Copy every one of the records below line for line without changing anything, but leave out the pictures.

Records of where elements appear
* * * * * * *
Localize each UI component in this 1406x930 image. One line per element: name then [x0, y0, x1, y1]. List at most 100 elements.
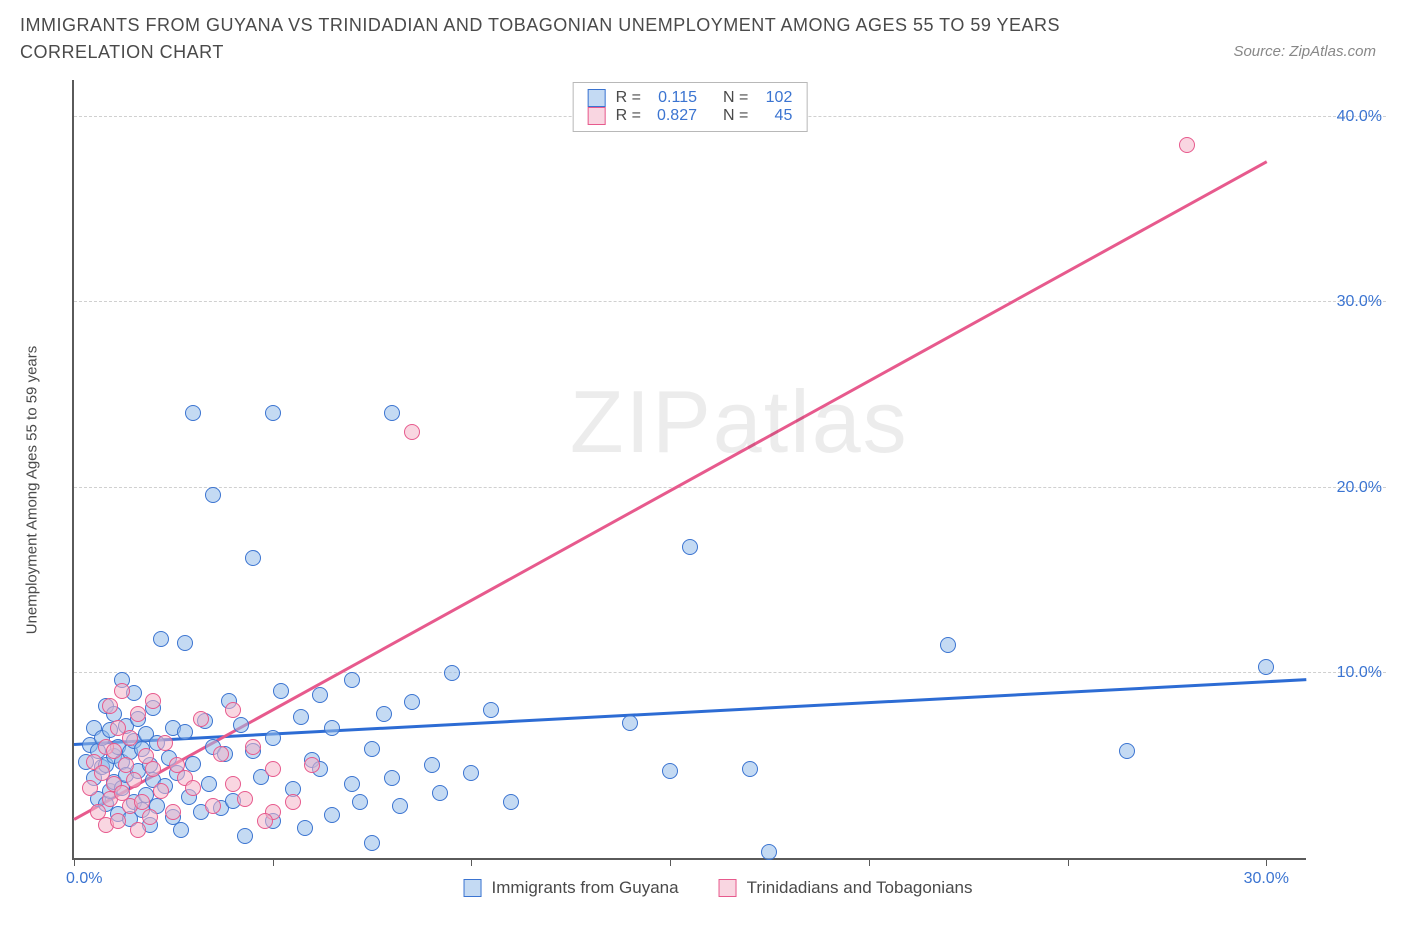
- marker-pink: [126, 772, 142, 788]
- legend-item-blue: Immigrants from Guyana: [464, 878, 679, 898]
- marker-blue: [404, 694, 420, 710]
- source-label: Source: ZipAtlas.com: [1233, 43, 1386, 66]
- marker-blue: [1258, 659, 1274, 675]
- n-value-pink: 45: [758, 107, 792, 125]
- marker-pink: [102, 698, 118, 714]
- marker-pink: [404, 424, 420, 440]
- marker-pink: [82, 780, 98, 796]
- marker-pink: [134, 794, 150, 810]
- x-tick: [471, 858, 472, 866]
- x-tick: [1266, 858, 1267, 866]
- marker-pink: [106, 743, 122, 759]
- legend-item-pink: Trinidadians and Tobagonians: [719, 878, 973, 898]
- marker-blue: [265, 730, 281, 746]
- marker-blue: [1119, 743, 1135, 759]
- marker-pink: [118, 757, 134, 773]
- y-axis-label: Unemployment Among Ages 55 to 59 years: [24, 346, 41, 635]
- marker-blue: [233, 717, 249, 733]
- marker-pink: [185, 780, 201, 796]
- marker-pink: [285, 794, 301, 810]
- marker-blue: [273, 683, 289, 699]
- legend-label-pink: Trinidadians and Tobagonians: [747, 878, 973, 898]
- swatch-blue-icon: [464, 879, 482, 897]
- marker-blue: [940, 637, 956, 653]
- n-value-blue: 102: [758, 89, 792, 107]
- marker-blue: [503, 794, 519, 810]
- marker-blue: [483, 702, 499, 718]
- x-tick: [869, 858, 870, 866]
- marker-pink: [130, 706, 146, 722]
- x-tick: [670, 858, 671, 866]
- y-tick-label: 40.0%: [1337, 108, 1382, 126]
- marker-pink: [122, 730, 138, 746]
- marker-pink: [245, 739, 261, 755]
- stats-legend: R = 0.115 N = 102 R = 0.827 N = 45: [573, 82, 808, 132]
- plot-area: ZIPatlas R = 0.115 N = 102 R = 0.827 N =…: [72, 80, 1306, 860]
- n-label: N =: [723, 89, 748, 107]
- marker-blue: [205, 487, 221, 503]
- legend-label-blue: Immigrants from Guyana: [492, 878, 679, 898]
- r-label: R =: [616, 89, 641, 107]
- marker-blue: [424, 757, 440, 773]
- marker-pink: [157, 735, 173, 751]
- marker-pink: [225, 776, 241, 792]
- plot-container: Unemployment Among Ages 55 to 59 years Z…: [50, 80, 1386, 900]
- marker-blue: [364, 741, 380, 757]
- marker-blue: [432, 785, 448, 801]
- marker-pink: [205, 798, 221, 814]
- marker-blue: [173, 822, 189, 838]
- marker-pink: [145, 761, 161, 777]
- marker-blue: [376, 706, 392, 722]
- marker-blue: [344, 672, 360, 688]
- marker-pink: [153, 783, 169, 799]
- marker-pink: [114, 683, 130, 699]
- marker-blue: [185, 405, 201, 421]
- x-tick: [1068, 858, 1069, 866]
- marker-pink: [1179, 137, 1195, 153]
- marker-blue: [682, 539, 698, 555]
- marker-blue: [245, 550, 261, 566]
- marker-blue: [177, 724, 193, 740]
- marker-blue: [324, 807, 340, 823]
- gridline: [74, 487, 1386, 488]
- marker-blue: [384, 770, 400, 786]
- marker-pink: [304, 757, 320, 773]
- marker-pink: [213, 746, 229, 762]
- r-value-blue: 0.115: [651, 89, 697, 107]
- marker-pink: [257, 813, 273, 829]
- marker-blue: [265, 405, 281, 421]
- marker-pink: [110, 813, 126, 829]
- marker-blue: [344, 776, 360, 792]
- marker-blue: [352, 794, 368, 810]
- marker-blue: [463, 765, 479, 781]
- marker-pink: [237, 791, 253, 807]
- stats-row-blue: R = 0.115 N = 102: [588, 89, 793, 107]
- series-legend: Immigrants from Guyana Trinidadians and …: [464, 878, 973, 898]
* * * * * * *
## COMPLETED TASK
Localize each UI component in this 1406x930 image. One line per element: name then [x0, y0, x1, y1]. List at most 100 elements.
- marker-pink: [126, 772, 142, 788]
- legend-item-blue: Immigrants from Guyana: [464, 878, 679, 898]
- marker-blue: [404, 694, 420, 710]
- source-label: Source: ZipAtlas.com: [1233, 43, 1386, 66]
- marker-blue: [1258, 659, 1274, 675]
- n-value-pink: 45: [758, 107, 792, 125]
- marker-pink: [102, 698, 118, 714]
- marker-pink: [404, 424, 420, 440]
- marker-pink: [82, 780, 98, 796]
- marker-pink: [134, 794, 150, 810]
- x-tick: [471, 858, 472, 866]
- x-tick: [1266, 858, 1267, 866]
- marker-pink: [106, 743, 122, 759]
- legend-item-pink: Trinidadians and Tobagonians: [719, 878, 973, 898]
- marker-blue: [265, 730, 281, 746]
- marker-blue: [1119, 743, 1135, 759]
- marker-pink: [118, 757, 134, 773]
- y-axis-label: Unemployment Among Ages 55 to 59 years: [24, 346, 41, 635]
- marker-blue: [233, 717, 249, 733]
- marker-pink: [185, 780, 201, 796]
- marker-pink: [285, 794, 301, 810]
- marker-blue: [273, 683, 289, 699]
- legend-label-pink: Trinidadians and Tobagonians: [747, 878, 973, 898]
- swatch-blue-icon: [464, 879, 482, 897]
- marker-blue: [940, 637, 956, 653]
- n-value-blue: 102: [758, 89, 792, 107]
- marker-blue: [503, 794, 519, 810]
- marker-blue: [483, 702, 499, 718]
- x-tick: [869, 858, 870, 866]
- marker-pink: [130, 706, 146, 722]
- x-tick: [670, 858, 671, 866]
- y-tick-label: 40.0%: [1337, 108, 1382, 126]
- marker-pink: [122, 730, 138, 746]
- marker-pink: [245, 739, 261, 755]
- stats-legend: R = 0.115 N = 102 R = 0.827 N = 45: [573, 82, 808, 132]
- plot-area: ZIPatlas R = 0.115 N = 102 R = 0.827 N =…: [72, 80, 1306, 860]
- n-label: N =: [723, 89, 748, 107]
- marker-blue: [205, 487, 221, 503]
- legend-label-blue: Immigrants from Guyana: [492, 878, 679, 898]
- r-label: R =: [616, 89, 641, 107]
- marker-blue: [424, 757, 440, 773]
- marker-pink: [157, 735, 173, 751]
- marker-pink: [225, 776, 241, 792]
- plot-container: Unemployment Among Ages 55 to 59 years Z…: [50, 80, 1386, 900]
- marker-blue: [364, 741, 380, 757]
- marker-blue: [432, 785, 448, 801]
- marker-pink: [205, 798, 221, 814]
- marker-blue: [173, 822, 189, 838]
- marker-pink: [145, 761, 161, 777]
- marker-blue: [376, 706, 392, 722]
- marker-blue: [344, 672, 360, 688]
- marker-pink: [153, 783, 169, 799]
- marker-pink: [114, 683, 130, 699]
- marker-blue: [185, 405, 201, 421]
- x-tick: [1068, 858, 1069, 866]
- marker-pink: [1179, 137, 1195, 153]
- marker-blue: [682, 539, 698, 555]
- marker-blue: [245, 550, 261, 566]
- marker-blue: [177, 724, 193, 740]
- marker-blue: [324, 807, 340, 823]
- gridline: [74, 487, 1386, 488]
- marker-blue: [384, 770, 400, 786]
- marker-pink: [304, 757, 320, 773]
- marker-pink: [213, 746, 229, 762]
- r-value-blue: 0.115: [651, 89, 697, 107]
- marker-pink: [257, 813, 273, 829]
- marker-blue: [265, 405, 281, 421]
- marker-pink: [110, 813, 126, 829]
- marker-blue: [344, 776, 360, 792]
- marker-blue: [352, 794, 368, 810]
- marker-blue: [463, 765, 479, 781]
- marker-pink: [237, 791, 253, 807]
- stats-row-blue: R = 0.115 N = 102: [588, 89, 793, 107]
- series-legend: Immigrants from Guyana Trinidadians and …: [464, 878, 973, 898]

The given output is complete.